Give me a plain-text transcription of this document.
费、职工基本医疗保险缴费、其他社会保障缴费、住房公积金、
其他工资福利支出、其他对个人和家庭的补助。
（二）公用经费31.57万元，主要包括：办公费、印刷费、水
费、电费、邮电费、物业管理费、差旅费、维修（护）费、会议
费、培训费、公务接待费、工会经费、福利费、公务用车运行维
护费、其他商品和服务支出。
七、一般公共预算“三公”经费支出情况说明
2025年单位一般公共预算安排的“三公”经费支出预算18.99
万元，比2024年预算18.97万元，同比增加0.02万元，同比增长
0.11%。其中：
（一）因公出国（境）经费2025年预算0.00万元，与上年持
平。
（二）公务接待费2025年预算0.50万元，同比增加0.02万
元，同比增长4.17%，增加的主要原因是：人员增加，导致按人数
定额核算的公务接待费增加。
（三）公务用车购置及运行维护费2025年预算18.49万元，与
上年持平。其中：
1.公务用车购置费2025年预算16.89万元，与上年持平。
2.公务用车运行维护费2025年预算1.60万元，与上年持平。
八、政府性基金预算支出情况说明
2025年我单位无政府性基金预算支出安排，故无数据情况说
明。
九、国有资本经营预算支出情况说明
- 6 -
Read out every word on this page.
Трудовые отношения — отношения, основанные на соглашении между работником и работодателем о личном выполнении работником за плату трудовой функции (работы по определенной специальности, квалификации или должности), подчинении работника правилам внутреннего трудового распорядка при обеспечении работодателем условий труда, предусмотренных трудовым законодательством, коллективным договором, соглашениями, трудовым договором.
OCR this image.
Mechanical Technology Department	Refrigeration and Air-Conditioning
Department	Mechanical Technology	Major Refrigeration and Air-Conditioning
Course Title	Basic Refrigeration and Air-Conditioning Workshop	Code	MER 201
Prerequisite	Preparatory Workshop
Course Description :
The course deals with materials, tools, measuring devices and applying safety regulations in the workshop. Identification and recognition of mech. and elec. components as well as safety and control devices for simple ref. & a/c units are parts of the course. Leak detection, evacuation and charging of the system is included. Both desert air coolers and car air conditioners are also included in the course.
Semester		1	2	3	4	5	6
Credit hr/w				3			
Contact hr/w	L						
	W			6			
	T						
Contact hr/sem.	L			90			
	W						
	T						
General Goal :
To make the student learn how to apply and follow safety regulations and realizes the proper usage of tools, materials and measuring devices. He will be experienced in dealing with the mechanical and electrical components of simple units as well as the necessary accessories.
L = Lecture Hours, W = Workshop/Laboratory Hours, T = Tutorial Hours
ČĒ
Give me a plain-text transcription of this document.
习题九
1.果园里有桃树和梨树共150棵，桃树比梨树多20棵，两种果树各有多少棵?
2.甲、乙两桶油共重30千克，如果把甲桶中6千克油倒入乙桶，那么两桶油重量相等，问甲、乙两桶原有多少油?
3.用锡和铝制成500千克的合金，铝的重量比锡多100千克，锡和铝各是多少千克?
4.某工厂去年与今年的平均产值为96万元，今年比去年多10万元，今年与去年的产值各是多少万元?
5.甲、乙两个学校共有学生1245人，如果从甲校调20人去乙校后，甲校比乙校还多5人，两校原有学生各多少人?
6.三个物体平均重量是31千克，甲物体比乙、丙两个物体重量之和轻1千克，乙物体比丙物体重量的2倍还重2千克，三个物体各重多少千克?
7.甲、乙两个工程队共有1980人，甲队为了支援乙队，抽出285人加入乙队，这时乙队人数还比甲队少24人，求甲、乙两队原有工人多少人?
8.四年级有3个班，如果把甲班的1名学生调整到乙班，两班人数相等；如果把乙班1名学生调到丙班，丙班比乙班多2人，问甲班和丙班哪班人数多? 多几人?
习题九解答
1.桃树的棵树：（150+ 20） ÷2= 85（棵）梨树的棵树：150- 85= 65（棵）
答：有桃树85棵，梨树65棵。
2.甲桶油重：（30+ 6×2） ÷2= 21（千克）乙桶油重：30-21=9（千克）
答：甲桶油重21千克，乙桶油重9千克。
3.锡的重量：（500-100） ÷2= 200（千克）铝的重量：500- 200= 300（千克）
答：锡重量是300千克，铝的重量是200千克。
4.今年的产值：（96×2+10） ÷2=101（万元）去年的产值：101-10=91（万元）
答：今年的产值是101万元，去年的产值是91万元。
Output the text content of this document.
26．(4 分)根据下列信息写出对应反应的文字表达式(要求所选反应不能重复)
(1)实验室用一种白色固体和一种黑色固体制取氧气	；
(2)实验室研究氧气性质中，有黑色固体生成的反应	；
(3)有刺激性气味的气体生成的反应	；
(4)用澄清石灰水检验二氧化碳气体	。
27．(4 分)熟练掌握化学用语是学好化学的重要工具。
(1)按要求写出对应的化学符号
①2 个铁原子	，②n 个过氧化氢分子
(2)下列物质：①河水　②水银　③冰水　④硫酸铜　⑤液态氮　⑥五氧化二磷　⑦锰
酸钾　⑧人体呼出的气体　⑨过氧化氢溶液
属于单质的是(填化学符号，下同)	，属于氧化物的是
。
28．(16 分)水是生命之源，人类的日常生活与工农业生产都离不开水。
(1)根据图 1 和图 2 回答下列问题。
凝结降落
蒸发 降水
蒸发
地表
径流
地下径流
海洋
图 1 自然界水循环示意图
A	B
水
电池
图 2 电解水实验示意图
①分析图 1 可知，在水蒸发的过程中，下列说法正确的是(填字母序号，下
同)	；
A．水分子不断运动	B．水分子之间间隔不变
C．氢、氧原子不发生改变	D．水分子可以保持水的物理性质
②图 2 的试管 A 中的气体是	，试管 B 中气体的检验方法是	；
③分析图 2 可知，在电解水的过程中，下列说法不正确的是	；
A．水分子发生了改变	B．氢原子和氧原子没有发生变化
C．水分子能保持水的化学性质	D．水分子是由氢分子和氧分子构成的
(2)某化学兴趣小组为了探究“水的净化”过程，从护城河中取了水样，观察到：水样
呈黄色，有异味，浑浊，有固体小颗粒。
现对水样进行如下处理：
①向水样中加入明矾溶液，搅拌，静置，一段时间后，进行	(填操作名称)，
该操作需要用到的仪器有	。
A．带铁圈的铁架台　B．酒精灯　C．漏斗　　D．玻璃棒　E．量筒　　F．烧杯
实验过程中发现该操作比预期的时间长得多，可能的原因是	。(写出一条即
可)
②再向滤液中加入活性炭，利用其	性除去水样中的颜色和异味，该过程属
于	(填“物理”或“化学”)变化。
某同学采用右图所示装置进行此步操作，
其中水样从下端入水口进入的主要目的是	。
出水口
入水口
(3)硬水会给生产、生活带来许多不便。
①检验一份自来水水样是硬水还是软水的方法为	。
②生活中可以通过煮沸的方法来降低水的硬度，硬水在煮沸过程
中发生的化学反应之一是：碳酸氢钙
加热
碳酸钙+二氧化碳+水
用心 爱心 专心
--------------------
Requirement:
Write out every line of the listing that holds the word "与上年持平".

Complete response:
1.公务用车购置费2025年预算16.89万元，与上年持平。
2.公务用车运行维护费2025年预算1.60万元，与上年持平。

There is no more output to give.